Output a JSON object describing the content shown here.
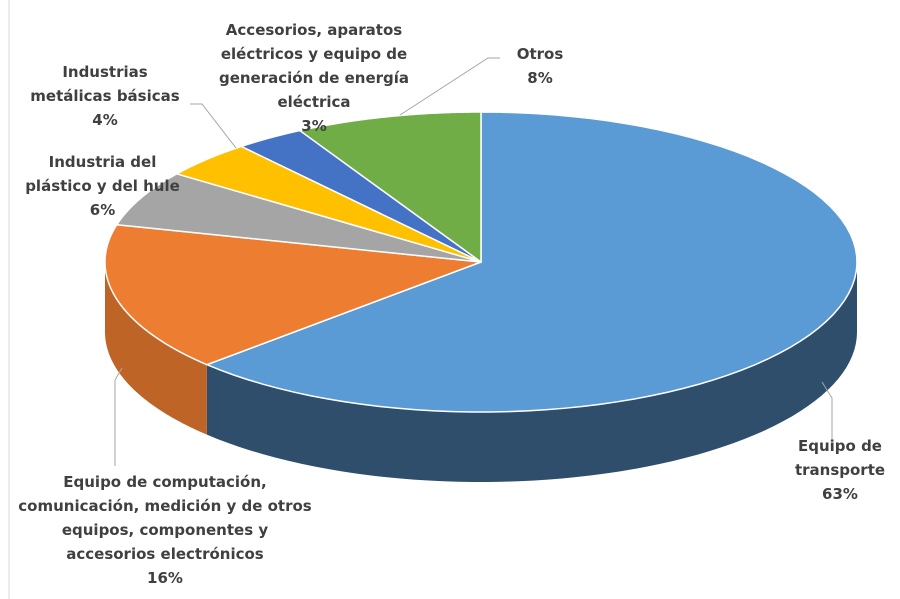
{
  "chart_data": {
    "type": "pie3d",
    "categories": [
      "Equipo de transporte",
      "Equipo de computación, comunicación, medición y de otros equipos, componentes y accesorios electrónicos",
      "Industria del plástico y del hule",
      "Industrias metálicas básicas",
      "Accesorios, aparatos eléctricos y equipo de generación de energía eléctrica",
      "Otros"
    ],
    "values": [
      63,
      16,
      6,
      4,
      3,
      8
    ],
    "value_labels": [
      "63%",
      "16%",
      "6%",
      "4%",
      "3%",
      "8%"
    ],
    "colors": [
      "#5b9bd5",
      "#ed7d31",
      "#a5a5a5",
      "#ffc000",
      "#4472c4",
      "#70ad47"
    ]
  }
}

## What is expected
Copy the material above in full and exactly, skipping pictures.

## Right answer
Output a JSON object describing the content shown here.
{
  "chart_data": {
    "type": "pie3d",
    "categories": [
      "Equipo de transporte",
      "Equipo de computación, comunicación, medición y de otros equipos, componentes y accesorios electrónicos",
      "Industria del plástico y del hule",
      "Industrias metálicas básicas",
      "Accesorios, aparatos eléctricos y equipo de generación de energía eléctrica",
      "Otros"
    ],
    "values": [
      63,
      16,
      6,
      4,
      3,
      8
    ],
    "value_labels": [
      "63%",
      "16%",
      "6%",
      "4%",
      "3%",
      "8%"
    ],
    "colors": [
      "#5b9bd5",
      "#ed7d31",
      "#a5a5a5",
      "#ffc000",
      "#4472c4",
      "#70ad47"
    ]
  }
}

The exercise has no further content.